--- START TASK DATA ---
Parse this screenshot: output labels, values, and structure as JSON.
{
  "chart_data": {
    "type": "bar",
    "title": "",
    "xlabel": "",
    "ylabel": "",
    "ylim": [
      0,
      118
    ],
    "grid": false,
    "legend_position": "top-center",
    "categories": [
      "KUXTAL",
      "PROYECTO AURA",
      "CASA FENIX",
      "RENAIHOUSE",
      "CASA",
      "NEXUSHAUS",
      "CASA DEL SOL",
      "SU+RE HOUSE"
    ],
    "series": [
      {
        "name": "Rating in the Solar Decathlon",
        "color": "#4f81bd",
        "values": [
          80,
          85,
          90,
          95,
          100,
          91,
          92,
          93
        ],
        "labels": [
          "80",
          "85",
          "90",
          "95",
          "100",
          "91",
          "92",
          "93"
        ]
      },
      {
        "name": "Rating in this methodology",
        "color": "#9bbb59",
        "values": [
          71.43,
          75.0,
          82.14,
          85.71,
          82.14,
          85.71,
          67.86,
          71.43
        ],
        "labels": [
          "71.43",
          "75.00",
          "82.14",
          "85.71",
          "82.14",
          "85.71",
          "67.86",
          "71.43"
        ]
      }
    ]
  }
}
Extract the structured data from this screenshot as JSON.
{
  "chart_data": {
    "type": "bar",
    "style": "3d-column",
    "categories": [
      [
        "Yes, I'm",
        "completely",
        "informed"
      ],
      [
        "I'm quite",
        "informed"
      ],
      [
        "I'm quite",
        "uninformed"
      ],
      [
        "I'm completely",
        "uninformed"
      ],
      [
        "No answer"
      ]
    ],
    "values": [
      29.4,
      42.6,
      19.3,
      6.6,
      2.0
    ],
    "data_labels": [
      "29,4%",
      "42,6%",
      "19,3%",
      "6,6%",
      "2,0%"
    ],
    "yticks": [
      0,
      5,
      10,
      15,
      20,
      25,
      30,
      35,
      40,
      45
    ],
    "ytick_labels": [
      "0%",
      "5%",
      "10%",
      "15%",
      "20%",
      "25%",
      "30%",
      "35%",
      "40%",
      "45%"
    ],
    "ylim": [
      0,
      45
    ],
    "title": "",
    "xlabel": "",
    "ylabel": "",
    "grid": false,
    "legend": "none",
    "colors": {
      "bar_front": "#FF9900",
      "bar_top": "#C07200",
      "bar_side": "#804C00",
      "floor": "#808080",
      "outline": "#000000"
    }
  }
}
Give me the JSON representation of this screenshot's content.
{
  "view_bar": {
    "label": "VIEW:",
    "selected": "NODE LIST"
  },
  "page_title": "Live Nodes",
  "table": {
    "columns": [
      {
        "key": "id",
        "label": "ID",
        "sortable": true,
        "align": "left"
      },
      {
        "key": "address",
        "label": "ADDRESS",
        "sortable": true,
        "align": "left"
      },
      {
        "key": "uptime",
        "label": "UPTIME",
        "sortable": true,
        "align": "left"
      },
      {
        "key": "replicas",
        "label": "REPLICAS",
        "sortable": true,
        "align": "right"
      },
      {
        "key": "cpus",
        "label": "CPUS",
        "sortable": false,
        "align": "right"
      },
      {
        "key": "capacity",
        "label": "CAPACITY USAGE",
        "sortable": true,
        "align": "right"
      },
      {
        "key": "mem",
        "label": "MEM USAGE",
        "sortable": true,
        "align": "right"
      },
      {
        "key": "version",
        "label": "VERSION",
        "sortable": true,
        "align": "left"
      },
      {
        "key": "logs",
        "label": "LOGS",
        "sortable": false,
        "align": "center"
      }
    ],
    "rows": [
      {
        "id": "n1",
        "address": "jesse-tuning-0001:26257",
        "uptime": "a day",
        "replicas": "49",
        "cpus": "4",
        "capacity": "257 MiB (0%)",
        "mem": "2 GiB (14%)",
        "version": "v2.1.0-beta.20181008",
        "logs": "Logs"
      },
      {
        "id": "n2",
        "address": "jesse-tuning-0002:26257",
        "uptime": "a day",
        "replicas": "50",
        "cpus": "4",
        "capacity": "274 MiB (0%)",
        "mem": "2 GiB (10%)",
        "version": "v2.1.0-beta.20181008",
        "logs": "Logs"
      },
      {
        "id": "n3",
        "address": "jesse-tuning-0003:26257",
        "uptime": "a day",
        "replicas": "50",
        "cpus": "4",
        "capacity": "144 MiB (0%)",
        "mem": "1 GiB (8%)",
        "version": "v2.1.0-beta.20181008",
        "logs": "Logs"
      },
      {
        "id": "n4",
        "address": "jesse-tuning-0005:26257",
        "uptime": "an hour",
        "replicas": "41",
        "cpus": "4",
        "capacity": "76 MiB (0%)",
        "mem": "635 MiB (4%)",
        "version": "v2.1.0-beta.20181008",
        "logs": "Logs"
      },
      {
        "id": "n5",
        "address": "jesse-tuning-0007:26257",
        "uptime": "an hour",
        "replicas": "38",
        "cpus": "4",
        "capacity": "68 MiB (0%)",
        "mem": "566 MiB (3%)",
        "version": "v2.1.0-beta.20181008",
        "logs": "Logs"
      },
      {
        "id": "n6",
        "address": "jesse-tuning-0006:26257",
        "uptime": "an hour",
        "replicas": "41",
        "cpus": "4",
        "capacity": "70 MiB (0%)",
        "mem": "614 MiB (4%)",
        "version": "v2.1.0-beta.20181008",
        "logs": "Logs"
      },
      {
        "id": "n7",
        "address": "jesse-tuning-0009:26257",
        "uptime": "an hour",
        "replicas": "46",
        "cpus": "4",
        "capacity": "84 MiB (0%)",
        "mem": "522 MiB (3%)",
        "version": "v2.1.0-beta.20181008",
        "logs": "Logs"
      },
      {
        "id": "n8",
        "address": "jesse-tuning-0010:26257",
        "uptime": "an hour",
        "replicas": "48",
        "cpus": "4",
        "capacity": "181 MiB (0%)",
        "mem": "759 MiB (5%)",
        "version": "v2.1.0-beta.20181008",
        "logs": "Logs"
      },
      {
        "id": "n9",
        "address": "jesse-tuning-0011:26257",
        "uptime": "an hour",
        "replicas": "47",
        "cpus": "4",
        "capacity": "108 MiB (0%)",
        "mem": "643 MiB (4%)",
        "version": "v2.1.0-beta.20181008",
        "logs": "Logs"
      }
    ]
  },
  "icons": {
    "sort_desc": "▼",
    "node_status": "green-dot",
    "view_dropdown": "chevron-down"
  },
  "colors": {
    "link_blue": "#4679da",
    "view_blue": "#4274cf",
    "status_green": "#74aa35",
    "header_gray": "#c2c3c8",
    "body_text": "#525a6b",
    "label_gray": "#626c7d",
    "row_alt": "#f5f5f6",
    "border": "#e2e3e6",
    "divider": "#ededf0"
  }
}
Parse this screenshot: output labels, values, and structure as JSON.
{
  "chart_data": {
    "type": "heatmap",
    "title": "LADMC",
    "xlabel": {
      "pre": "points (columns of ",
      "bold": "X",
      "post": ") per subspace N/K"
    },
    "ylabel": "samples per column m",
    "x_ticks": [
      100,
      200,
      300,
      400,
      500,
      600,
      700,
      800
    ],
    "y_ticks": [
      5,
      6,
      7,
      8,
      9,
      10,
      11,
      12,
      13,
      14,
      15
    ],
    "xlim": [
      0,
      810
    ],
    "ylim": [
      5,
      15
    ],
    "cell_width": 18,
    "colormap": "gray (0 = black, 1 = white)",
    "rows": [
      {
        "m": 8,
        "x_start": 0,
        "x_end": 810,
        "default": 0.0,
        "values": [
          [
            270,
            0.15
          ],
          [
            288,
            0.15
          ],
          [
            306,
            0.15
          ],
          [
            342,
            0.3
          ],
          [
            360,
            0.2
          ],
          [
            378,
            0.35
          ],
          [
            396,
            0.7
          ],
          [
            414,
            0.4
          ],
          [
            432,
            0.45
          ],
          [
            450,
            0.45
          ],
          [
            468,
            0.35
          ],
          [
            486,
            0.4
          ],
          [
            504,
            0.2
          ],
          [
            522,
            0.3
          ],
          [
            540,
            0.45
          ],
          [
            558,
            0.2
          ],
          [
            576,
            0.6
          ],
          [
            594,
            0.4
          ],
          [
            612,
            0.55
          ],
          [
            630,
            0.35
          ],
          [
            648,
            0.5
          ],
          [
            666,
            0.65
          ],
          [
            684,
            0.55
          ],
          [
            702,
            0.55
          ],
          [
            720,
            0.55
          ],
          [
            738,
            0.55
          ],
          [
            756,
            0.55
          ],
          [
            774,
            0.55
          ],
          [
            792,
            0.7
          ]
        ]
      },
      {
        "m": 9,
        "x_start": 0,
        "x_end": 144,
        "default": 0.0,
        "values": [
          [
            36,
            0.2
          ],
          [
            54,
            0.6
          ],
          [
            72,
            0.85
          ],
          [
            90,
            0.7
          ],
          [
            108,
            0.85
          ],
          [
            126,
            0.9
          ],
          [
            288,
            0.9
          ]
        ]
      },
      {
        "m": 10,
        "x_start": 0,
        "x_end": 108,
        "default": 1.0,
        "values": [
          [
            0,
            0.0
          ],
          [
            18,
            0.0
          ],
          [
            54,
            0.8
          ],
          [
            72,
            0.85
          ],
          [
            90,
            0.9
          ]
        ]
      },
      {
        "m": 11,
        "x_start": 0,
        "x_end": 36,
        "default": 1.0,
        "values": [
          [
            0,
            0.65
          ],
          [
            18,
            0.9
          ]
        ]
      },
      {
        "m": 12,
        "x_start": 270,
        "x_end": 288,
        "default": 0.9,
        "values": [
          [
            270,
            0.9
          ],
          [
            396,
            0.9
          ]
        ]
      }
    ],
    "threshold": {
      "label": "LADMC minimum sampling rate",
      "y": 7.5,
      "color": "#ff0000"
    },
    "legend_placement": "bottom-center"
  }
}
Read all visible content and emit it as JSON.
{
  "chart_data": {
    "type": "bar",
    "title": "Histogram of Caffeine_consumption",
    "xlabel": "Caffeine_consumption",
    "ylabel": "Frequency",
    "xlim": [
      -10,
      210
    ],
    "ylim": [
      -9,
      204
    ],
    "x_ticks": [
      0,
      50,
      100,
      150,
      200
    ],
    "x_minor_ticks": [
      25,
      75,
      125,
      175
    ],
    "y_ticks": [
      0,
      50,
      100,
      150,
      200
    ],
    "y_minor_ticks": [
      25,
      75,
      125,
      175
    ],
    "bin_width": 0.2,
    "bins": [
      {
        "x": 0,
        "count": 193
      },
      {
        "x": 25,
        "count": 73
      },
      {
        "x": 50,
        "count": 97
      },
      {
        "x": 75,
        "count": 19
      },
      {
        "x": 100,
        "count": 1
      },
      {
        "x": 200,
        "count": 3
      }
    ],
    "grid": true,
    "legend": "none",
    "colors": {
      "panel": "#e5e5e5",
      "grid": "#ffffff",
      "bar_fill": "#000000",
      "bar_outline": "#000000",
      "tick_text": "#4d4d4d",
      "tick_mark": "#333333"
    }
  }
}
--- END TASK DATA ---
:: TASK STATEMENT ::
Your answer should be only the number of lines that hold the word "xlabel".

:: TASK OUTPUT ::
4